==== EXCERPTED DATA ====
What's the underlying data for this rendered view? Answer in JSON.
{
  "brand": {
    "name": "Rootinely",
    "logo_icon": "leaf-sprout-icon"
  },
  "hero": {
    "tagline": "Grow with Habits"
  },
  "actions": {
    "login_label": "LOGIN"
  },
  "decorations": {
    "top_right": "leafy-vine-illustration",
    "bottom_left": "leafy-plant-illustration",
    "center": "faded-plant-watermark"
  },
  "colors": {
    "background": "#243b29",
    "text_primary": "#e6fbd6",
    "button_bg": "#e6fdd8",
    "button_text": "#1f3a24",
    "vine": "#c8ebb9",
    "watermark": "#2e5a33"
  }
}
====
==== EXCERPTED DATA ====
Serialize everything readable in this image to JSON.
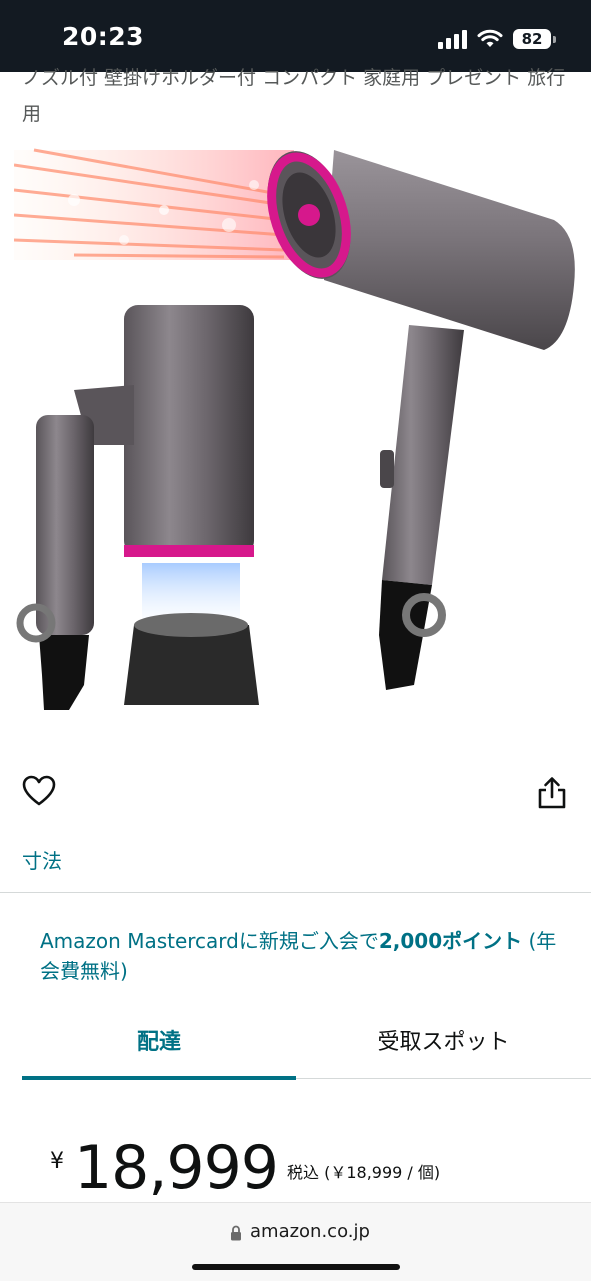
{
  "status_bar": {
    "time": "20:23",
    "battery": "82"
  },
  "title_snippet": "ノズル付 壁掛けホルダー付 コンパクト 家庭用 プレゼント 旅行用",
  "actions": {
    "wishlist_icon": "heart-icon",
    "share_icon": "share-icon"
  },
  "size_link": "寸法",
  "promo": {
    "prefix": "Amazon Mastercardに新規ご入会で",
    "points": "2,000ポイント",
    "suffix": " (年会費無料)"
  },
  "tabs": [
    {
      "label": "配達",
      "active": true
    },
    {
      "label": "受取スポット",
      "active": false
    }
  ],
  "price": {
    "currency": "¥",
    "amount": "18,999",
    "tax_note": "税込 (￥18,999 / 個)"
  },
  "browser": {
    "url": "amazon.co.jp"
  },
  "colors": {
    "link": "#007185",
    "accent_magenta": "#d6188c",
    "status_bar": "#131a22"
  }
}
====
==== EXCERPTED DATA ====
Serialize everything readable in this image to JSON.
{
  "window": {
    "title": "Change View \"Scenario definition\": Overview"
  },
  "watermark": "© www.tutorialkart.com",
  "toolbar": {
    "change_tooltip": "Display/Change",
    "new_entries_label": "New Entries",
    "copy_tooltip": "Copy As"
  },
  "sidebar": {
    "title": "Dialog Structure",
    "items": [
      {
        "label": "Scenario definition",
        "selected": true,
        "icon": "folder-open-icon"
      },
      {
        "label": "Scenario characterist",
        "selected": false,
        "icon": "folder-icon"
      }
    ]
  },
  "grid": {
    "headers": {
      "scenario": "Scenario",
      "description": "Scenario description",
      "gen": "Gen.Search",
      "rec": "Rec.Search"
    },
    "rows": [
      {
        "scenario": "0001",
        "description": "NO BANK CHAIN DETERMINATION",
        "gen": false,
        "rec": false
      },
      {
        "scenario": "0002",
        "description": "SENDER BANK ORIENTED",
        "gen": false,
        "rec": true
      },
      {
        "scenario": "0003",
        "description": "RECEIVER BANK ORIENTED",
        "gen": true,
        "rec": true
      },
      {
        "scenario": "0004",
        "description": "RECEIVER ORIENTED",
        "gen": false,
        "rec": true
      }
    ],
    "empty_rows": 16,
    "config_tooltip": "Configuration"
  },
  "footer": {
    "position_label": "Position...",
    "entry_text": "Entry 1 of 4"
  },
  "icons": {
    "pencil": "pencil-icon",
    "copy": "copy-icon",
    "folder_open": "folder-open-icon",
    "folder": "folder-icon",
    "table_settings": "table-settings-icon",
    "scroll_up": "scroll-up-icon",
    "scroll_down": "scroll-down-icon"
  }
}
====
## TASK DIRECTIONS
Pull out every line of the records that includes the string "Change".

## EXERCISE SOLUTION
    "title": "Change View \"Scenario definition\": Overview"
    "change_tooltip": "Display/Change",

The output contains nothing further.